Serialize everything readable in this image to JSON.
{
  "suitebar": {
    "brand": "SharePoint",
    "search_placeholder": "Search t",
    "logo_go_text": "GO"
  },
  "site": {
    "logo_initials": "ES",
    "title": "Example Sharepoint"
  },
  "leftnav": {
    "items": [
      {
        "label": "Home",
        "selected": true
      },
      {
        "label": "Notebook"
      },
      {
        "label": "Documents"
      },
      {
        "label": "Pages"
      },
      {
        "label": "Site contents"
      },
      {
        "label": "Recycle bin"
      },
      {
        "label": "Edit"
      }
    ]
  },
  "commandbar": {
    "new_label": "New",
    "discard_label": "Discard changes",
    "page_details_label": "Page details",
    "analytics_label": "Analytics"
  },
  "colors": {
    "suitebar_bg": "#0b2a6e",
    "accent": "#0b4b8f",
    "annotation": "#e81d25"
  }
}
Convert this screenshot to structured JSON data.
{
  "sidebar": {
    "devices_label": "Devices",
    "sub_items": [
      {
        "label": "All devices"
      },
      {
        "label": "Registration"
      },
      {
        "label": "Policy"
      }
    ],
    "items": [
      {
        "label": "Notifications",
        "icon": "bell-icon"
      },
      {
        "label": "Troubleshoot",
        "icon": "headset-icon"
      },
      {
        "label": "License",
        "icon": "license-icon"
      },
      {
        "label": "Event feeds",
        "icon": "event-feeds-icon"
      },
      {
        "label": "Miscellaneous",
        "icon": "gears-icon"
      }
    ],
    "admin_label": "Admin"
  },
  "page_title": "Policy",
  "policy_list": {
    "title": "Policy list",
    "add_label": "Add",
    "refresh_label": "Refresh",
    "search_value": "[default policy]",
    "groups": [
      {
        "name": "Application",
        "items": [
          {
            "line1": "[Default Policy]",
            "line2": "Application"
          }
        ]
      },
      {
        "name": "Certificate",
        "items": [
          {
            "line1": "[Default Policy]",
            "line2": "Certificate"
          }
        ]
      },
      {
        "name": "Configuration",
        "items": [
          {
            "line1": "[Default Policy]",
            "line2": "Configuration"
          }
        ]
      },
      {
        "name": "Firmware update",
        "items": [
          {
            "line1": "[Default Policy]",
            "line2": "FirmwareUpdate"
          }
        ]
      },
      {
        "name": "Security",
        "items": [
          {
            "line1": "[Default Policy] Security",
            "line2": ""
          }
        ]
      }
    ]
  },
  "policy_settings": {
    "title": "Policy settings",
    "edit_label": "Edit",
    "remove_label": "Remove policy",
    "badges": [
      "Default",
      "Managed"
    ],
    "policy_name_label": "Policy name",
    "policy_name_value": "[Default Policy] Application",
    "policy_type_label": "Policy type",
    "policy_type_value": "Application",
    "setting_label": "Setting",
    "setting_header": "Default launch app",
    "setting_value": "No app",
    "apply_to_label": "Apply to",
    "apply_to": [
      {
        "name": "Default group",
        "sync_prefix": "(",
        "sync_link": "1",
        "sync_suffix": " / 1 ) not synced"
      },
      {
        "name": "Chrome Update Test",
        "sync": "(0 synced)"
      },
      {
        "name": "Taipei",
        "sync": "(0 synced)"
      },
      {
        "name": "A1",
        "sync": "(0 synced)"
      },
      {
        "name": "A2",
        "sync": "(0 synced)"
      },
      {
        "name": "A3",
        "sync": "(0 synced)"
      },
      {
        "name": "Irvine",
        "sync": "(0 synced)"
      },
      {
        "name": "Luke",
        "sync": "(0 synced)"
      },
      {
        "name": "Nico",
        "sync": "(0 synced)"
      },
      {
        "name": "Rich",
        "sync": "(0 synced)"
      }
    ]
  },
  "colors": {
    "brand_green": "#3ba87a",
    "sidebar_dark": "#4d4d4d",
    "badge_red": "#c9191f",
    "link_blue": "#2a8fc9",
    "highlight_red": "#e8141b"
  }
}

:::

◆ Short exercise
Each line of the listing should be echoed back exactly.

◆ Reply
Serialize everything readable in this image to JSON.
{
  "suitebar": {
    "brand": "SharePoint",
    "search_placeholder": "Search t",
    "logo_go_text": "GO"
  },
  "site": {
    "logo_initials": "ES",
    "title": "Example Sharepoint"
  },
  "leftnav": {
    "items": [
      {
        "label": "Home",
        "selected": true
      },
      {
        "label": "Notebook"
      },
      {
        "label": "Documents"
      },
      {
        "label": "Pages"
      },
      {
        "label": "Site contents"
      },
      {
        "label": "Recycle bin"
      },
      {
        "label": "Edit"
      }
    ]
  },
  "commandbar": {
    "new_label": "New",
    "discard_label": "Discard changes",
    "page_details_label": "Page details",
    "analytics_label": "Analytics"
  },
  "colors": {
    "suitebar_bg": "#0b2a6e",
    "accent": "#0b4b8f",
    "annotation": "#e81d25"
  }
}
Convert this screenshot to structured JSON data.
{
  "sidebar": {
    "devices_label": "Devices",
    "sub_items": [
      {
        "label": "All devices"
      },
      {
        "label": "Registration"
      },
      {
        "label": "Policy"
      }
    ],
    "items": [
      {
        "label": "Notifications",
        "icon": "bell-icon"
      },
      {
        "label": "Troubleshoot",
        "icon": "headset-icon"
      },
      {
        "label": "License",
        "icon": "license-icon"
      },
      {
        "label": "Event feeds",
        "icon": "event-feeds-icon"
      },
      {
        "label": "Miscellaneous",
        "icon": "gears-icon"
      }
    ],
    "admin_label": "Admin"
  },
  "page_title": "Policy",
  "policy_list": {
    "title": "Policy list",
    "add_label": "Add",
    "refresh_label": "Refresh",
    "search_value": "[default policy]",
    "groups": [
      {
        "name": "Application",
        "items": [
          {
            "line1": "[Default Policy]",
            "line2": "Application"
          }
        ]
      },
      {
        "name": "Certificate",
        "items": [
          {
            "line1": "[Default Policy]",
            "line2": "Certificate"
          }
        ]
      },
      {
        "name": "Configuration",
        "items": [
          {
            "line1": "[Default Policy]",
            "line2": "Configuration"
          }
        ]
      },
      {
        "name": "Firmware update",
        "items": [
          {
            "line1": "[Default Policy]",
            "line2": "FirmwareUpdate"
          }
        ]
      },
      {
        "name": "Security",
        "items": [
          {
            "line1": "[Default Policy] Security",
            "line2": ""
          }
        ]
      }
    ]
  },
  "policy_settings": {
    "title": "Policy settings",
    "edit_label": "Edit",
    "remove_label": "Remove policy",
    "badges": [
      "Default",
      "Managed"
    ],
    "policy_name_label": "Policy name",
    "policy_name_value": "[Default Policy] Application",
    "policy_type_label": "Policy type",
    "policy_type_value": "Application",
    "setting_label": "Setting",
    "setting_header": "Default launch app",
    "setting_value": "No app",
    "apply_to_label": "Apply to",
    "apply_to": [
      {
        "name": "Default group",
        "sync_prefix": "(",
        "sync_link": "1",
        "sync_suffix": " / 1 ) not synced"
      },
      {
        "name": "Chrome Update Test",
        "sync": "(0 synced)"
      },
      {
        "name": "Taipei",
        "sync": "(0 synced)"
      },
      {
        "name": "A1",
        "sync": "(0 synced)"
      },
      {
        "name": "A2",
        "sync": "(0 synced)"
      },
      {
        "name": "A3",
        "sync": "(0 synced)"
      },
      {
        "name": "Irvine",
        "sync": "(0 synced)"
      },
      {
        "name": "Luke",
        "sync": "(0 synced)"
      },
      {
        "name": "Nico",
        "sync": "(0 synced)"
      },
      {
        "name": "Rich",
        "sync": "(0 synced)"
      }
    ]
  },
  "colors": {
    "brand_green": "#3ba87a",
    "sidebar_dark": "#4d4d4d",
    "badge_red": "#c9191f",
    "link_blue": "#2a8fc9",
    "highlight_red": "#e8141b"
  }
}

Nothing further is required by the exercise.